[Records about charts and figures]
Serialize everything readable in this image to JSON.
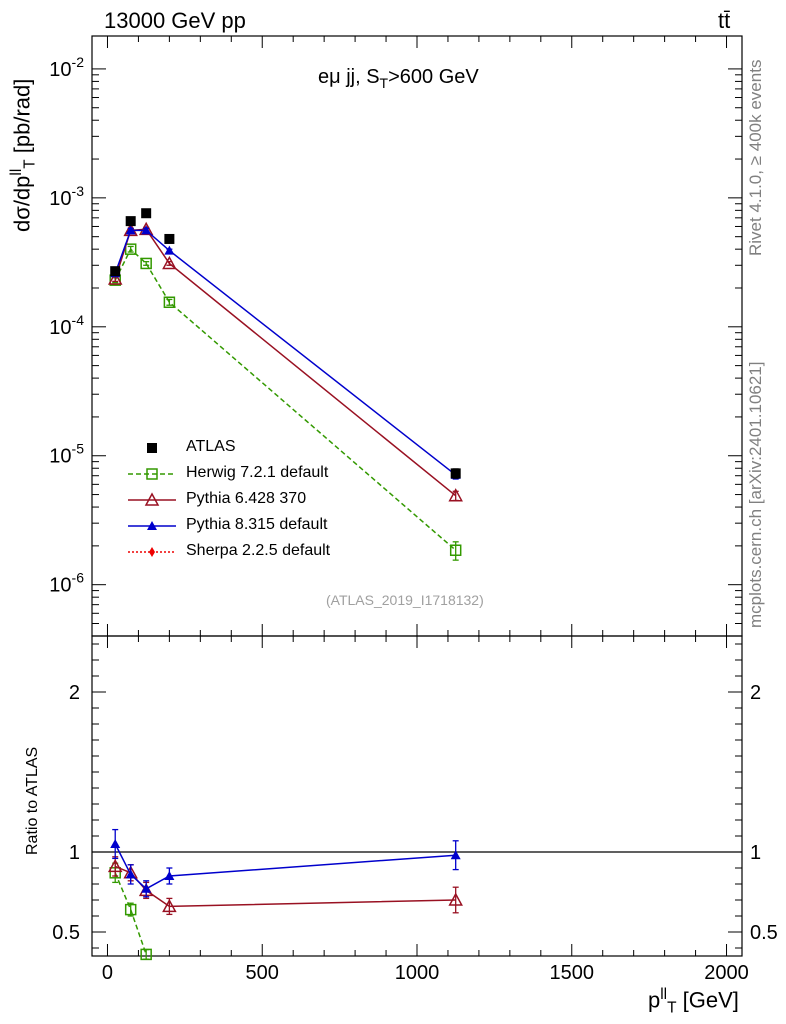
{
  "header": {
    "energy_label": "13000 GeV pp",
    "process_label": "tt̄"
  },
  "side_labels": {
    "rivet": "Rivet 4.1.0, ≥ 400k events",
    "source": "mcplots.cern.ch [arXiv:2401.10621]"
  },
  "chart_data": [
    {
      "type": "scatter",
      "title": "eμ jj, S_T>600 GeV",
      "title_parts": {
        "main": "eμ jj, S",
        "sub": "T",
        "tail": ">600 GeV"
      },
      "analysis_id": "(ATLAS_2019_I1718132)",
      "ylabel": "dσ/dp_T^ll [pb/rad]",
      "ylabel_parts": {
        "main": "dσ/dp",
        "sup": "ll",
        "sub": "T",
        "tail": " [pb/rad]"
      },
      "yscale": "log",
      "ylim": [
        4e-07,
        0.018
      ],
      "xlim": [
        -50,
        2050
      ],
      "ytick_labels": [
        "10^-6",
        "10^-5",
        "10^-4",
        "10^-3",
        "10^-2"
      ],
      "legend": [
        "ATLAS",
        "Herwig 7.2.1 default",
        "Pythia 6.428 370",
        "Pythia 8.315 default",
        "Sherpa 2.2.5 default"
      ],
      "series": [
        {
          "name": "ATLAS",
          "color": "#000000",
          "marker": "square-filled",
          "x": [
            25,
            75,
            125,
            200,
            1125
          ],
          "y": [
            0.00027,
            0.00066,
            0.00076,
            0.00048,
            7.3e-06
          ],
          "err": [
            2e-05,
            4e-05,
            4e-05,
            3e-05,
            6e-07
          ]
        },
        {
          "name": "Herwig 7.2.1 default",
          "color": "#339900",
          "marker": "square-open",
          "dash": "dashed",
          "x": [
            25,
            75,
            125,
            200,
            1125
          ],
          "y": [
            0.00023,
            0.0004,
            0.00031,
            0.000155,
            1.85e-06
          ],
          "err": [
            1e-05,
            2e-05,
            1e-05,
            8e-06,
            3e-07
          ]
        },
        {
          "name": "Pythia 6.428 370",
          "color": "#991122",
          "marker": "triangle-open",
          "x": [
            25,
            75,
            125,
            200,
            1125
          ],
          "y": [
            0.000235,
            0.00056,
            0.00057,
            0.00031,
            4.9e-06
          ],
          "err": [
            1e-05,
            2e-05,
            2e-05,
            1e-05,
            4e-07
          ]
        },
        {
          "name": "Pythia 8.315 default",
          "color": "#0000cc",
          "marker": "triangle-filled",
          "x": [
            25,
            75,
            125,
            200,
            1125
          ],
          "y": [
            0.00026,
            0.00056,
            0.00056,
            0.00039,
            7.1e-06
          ],
          "err": [
            1e-05,
            2e-05,
            2e-05,
            1e-05,
            5e-07
          ]
        },
        {
          "name": "Sherpa 2.2.5 default",
          "color": "#ee0000",
          "marker": "diamond-filled",
          "dash": "dotted",
          "x": [],
          "y": [],
          "err": []
        }
      ]
    },
    {
      "type": "scatter",
      "ylabel": "Ratio to ATLAS",
      "xlabel": "p_T^ll [GeV]",
      "xlabel_parts": {
        "main": "p",
        "sup": "ll",
        "sub": "T",
        "tail": " [GeV]"
      },
      "ylim": [
        0.35,
        2.35
      ],
      "xlim": [
        -50,
        2050
      ],
      "yticks": [
        0.5,
        1,
        2
      ],
      "ytick_labels": [
        "0.5",
        "1",
        "2"
      ],
      "xticks": [
        0,
        500,
        1000,
        1500,
        2000
      ],
      "xtick_labels": [
        "0",
        "500",
        "1000",
        "1500",
        "2000"
      ],
      "reference_line": 1.0,
      "series": [
        {
          "name": "Herwig 7.2.1 default",
          "color": "#339900",
          "marker": "square-open",
          "dash": "dashed",
          "x": [
            25,
            75,
            125
          ],
          "y": [
            0.87,
            0.64,
            0.36
          ],
          "err": [
            0.06,
            0.04,
            0.03
          ]
        },
        {
          "name": "Pythia 6.428 370",
          "color": "#991122",
          "marker": "triangle-open",
          "x": [
            25,
            75,
            125,
            200,
            1125
          ],
          "y": [
            0.91,
            0.87,
            0.76,
            0.66,
            0.7
          ],
          "err": [
            0.06,
            0.05,
            0.05,
            0.05,
            0.08
          ]
        },
        {
          "name": "Pythia 8.315 default",
          "color": "#0000cc",
          "marker": "triangle-filled",
          "x": [
            25,
            75,
            125,
            200,
            1125
          ],
          "y": [
            1.05,
            0.86,
            0.77,
            0.85,
            0.98
          ],
          "err": [
            0.09,
            0.06,
            0.05,
            0.05,
            0.09
          ]
        }
      ]
    }
  ]
}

Goal of the exercise: Write out the entries again, exactly as given, skipping any images.

Result:
Serialize everything readable in this image to JSON.
{
  "header": {
    "energy_label": "13000 GeV pp",
    "process_label": "tt̄"
  },
  "side_labels": {
    "rivet": "Rivet 4.1.0, ≥ 400k events",
    "source": "mcplots.cern.ch [arXiv:2401.10621]"
  },
  "chart_data": [
    {
      "type": "scatter",
      "title": "eμ jj, S_T>600 GeV",
      "title_parts": {
        "main": "eμ jj, S",
        "sub": "T",
        "tail": ">600 GeV"
      },
      "analysis_id": "(ATLAS_2019_I1718132)",
      "ylabel": "dσ/dp_T^ll [pb/rad]",
      "ylabel_parts": {
        "main": "dσ/dp",
        "sup": "ll",
        "sub": "T",
        "tail": " [pb/rad]"
      },
      "yscale": "log",
      "ylim": [
        4e-07,
        0.018
      ],
      "xlim": [
        -50,
        2050
      ],
      "ytick_labels": [
        "10^-6",
        "10^-5",
        "10^-4",
        "10^-3",
        "10^-2"
      ],
      "legend": [
        "ATLAS",
        "Herwig 7.2.1 default",
        "Pythia 6.428 370",
        "Pythia 8.315 default",
        "Sherpa 2.2.5 default"
      ],
      "series": [
        {
          "name": "ATLAS",
          "color": "#000000",
          "marker": "square-filled",
          "x": [
            25,
            75,
            125,
            200,
            1125
          ],
          "y": [
            0.00027,
            0.00066,
            0.00076,
            0.00048,
            7.3e-06
          ],
          "err": [
            2e-05,
            4e-05,
            4e-05,
            3e-05,
            6e-07
          ]
        },
        {
          "name": "Herwig 7.2.1 default",
          "color": "#339900",
          "marker": "square-open",
          "dash": "dashed",
          "x": [
            25,
            75,
            125,
            200,
            1125
          ],
          "y": [
            0.00023,
            0.0004,
            0.00031,
            0.000155,
            1.85e-06
          ],
          "err": [
            1e-05,
            2e-05,
            1e-05,
            8e-06,
            3e-07
          ]
        },
        {
          "name": "Pythia 6.428 370",
          "color": "#991122",
          "marker": "triangle-open",
          "x": [
            25,
            75,
            125,
            200,
            1125
          ],
          "y": [
            0.000235,
            0.00056,
            0.00057,
            0.00031,
            4.9e-06
          ],
          "err": [
            1e-05,
            2e-05,
            2e-05,
            1e-05,
            4e-07
          ]
        },
        {
          "name": "Pythia 8.315 default",
          "color": "#0000cc",
          "marker": "triangle-filled",
          "x": [
            25,
            75,
            125,
            200,
            1125
          ],
          "y": [
            0.00026,
            0.00056,
            0.00056,
            0.00039,
            7.1e-06
          ],
          "err": [
            1e-05,
            2e-05,
            2e-05,
            1e-05,
            5e-07
          ]
        },
        {
          "name": "Sherpa 2.2.5 default",
          "color": "#ee0000",
          "marker": "diamond-filled",
          "dash": "dotted",
          "x": [],
          "y": [],
          "err": []
        }
      ]
    },
    {
      "type": "scatter",
      "ylabel": "Ratio to ATLAS",
      "xlabel": "p_T^ll [GeV]",
      "xlabel_parts": {
        "main": "p",
        "sup": "ll",
        "sub": "T",
        "tail": " [GeV]"
      },
      "ylim": [
        0.35,
        2.35
      ],
      "xlim": [
        -50,
        2050
      ],
      "yticks": [
        0.5,
        1,
        2
      ],
      "ytick_labels": [
        "0.5",
        "1",
        "2"
      ],
      "xticks": [
        0,
        500,
        1000,
        1500,
        2000
      ],
      "xtick_labels": [
        "0",
        "500",
        "1000",
        "1500",
        "2000"
      ],
      "reference_line": 1.0,
      "series": [
        {
          "name": "Herwig 7.2.1 default",
          "color": "#339900",
          "marker": "square-open",
          "dash": "dashed",
          "x": [
            25,
            75,
            125
          ],
          "y": [
            0.87,
            0.64,
            0.36
          ],
          "err": [
            0.06,
            0.04,
            0.03
          ]
        },
        {
          "name": "Pythia 6.428 370",
          "color": "#991122",
          "marker": "triangle-open",
          "x": [
            25,
            75,
            125,
            200,
            1125
          ],
          "y": [
            0.91,
            0.87,
            0.76,
            0.66,
            0.7
          ],
          "err": [
            0.06,
            0.05,
            0.05,
            0.05,
            0.08
          ]
        },
        {
          "name": "Pythia 8.315 default",
          "color": "#0000cc",
          "marker": "triangle-filled",
          "x": [
            25,
            75,
            125,
            200,
            1125
          ],
          "y": [
            1.05,
            0.86,
            0.77,
            0.85,
            0.98
          ],
          "err": [
            0.09,
            0.06,
            0.05,
            0.05,
            0.09
          ]
        }
      ]
    }
  ]
}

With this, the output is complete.